> [Entries]
==========

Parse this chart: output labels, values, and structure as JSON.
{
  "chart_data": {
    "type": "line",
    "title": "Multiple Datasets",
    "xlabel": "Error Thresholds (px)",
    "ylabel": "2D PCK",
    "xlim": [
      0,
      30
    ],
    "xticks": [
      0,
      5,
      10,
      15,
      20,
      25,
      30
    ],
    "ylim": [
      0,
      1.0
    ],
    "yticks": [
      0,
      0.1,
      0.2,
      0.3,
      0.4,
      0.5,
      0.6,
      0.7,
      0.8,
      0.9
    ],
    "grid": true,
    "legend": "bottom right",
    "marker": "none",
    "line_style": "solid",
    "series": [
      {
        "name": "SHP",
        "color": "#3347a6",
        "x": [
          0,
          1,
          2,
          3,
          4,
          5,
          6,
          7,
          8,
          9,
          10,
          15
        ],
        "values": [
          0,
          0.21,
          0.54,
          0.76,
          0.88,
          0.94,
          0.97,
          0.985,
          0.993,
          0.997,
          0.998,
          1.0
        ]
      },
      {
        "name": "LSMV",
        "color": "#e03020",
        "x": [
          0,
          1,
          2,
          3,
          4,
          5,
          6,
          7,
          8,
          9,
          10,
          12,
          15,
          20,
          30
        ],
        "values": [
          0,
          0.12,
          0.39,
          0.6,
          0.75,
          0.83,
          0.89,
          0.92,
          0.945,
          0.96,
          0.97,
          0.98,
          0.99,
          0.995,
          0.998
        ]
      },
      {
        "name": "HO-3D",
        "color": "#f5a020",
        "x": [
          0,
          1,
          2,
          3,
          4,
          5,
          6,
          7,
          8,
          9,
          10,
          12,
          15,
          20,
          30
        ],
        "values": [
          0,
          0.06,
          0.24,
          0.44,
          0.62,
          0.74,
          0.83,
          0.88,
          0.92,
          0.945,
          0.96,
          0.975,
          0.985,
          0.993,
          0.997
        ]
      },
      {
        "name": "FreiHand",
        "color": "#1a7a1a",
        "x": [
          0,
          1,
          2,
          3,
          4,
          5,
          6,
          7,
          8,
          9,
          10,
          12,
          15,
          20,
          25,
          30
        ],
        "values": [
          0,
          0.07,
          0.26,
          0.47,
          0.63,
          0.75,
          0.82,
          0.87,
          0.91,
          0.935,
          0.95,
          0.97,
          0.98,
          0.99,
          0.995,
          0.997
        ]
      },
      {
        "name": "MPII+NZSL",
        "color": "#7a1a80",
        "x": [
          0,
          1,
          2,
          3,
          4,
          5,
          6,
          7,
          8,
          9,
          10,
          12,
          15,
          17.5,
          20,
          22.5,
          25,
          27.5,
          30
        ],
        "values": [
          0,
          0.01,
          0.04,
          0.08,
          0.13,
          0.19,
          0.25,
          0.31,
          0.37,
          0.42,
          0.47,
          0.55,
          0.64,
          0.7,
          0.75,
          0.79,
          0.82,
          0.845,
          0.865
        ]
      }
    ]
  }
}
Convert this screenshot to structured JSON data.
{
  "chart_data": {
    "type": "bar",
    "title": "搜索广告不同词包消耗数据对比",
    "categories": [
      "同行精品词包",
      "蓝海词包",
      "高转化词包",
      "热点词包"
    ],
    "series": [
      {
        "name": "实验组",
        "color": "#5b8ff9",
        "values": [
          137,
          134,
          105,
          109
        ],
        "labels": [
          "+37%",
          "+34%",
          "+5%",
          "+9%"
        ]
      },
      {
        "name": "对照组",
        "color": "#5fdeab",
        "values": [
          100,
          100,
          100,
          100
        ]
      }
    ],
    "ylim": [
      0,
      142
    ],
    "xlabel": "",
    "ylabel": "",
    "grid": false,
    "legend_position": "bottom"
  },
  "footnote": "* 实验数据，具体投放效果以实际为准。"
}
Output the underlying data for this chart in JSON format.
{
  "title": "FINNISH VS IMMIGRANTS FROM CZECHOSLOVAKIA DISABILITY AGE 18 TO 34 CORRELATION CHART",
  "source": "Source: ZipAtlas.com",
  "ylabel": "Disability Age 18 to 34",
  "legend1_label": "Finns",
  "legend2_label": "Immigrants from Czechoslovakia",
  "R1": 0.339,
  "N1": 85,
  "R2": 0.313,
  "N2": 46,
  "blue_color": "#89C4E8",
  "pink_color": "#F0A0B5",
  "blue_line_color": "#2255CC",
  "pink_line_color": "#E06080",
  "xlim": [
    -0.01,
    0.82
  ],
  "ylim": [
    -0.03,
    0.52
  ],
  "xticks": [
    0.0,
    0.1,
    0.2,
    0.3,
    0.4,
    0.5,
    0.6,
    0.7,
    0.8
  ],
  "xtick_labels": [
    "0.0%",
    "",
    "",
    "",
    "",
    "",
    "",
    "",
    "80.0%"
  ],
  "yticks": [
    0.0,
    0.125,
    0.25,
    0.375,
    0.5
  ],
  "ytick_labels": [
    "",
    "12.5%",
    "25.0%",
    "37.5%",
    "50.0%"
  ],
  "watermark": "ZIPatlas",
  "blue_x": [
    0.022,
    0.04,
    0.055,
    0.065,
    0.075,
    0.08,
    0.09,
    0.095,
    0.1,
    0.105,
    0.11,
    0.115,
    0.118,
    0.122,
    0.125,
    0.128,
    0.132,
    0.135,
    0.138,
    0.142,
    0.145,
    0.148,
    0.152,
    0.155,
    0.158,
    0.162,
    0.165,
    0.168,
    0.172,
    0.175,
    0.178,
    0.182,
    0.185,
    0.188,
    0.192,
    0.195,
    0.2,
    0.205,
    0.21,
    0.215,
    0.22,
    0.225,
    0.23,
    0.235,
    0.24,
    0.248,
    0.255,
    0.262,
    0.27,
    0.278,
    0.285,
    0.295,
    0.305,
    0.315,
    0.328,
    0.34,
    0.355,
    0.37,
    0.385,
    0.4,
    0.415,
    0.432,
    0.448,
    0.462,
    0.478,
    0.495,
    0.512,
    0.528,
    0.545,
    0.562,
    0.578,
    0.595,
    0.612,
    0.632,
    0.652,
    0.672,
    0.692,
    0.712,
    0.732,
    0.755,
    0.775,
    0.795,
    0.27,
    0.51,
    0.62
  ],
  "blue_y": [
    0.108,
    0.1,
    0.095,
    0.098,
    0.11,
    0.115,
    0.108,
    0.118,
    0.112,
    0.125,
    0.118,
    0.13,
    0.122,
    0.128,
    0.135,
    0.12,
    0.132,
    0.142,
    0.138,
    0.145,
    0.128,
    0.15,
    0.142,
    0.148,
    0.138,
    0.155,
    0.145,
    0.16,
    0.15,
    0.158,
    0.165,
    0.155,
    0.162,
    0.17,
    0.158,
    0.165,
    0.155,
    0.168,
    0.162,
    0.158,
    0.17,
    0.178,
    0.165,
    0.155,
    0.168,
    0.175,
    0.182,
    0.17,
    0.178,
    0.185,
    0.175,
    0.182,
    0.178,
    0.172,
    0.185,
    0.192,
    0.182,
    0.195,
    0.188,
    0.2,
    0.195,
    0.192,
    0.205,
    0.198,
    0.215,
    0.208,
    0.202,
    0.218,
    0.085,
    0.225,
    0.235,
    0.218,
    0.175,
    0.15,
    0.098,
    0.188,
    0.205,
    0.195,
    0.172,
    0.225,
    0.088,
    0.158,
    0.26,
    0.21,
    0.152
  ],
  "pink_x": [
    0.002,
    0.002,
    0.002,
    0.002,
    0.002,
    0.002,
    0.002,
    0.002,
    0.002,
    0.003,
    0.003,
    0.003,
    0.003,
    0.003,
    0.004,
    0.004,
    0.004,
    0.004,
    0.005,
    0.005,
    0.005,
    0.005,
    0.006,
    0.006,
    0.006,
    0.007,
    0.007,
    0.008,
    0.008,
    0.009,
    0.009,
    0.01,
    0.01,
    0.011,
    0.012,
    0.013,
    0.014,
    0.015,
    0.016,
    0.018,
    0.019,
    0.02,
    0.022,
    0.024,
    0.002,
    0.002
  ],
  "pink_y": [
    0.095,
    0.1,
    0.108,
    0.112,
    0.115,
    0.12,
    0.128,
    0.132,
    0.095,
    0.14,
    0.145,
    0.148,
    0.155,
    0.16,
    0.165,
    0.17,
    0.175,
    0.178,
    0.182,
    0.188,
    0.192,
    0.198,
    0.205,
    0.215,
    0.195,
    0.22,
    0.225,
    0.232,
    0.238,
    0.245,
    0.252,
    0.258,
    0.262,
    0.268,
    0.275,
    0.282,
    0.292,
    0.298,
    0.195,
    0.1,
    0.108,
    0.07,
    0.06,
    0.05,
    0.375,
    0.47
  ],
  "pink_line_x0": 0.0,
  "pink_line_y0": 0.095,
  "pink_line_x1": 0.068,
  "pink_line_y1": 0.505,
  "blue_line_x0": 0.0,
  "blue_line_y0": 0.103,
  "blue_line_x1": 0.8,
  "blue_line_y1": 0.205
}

==========

Look for "bottom" and pull out every line that has it.

> [Finished exercise]
    "legend": "bottom right",
    "legend_position": "bottom"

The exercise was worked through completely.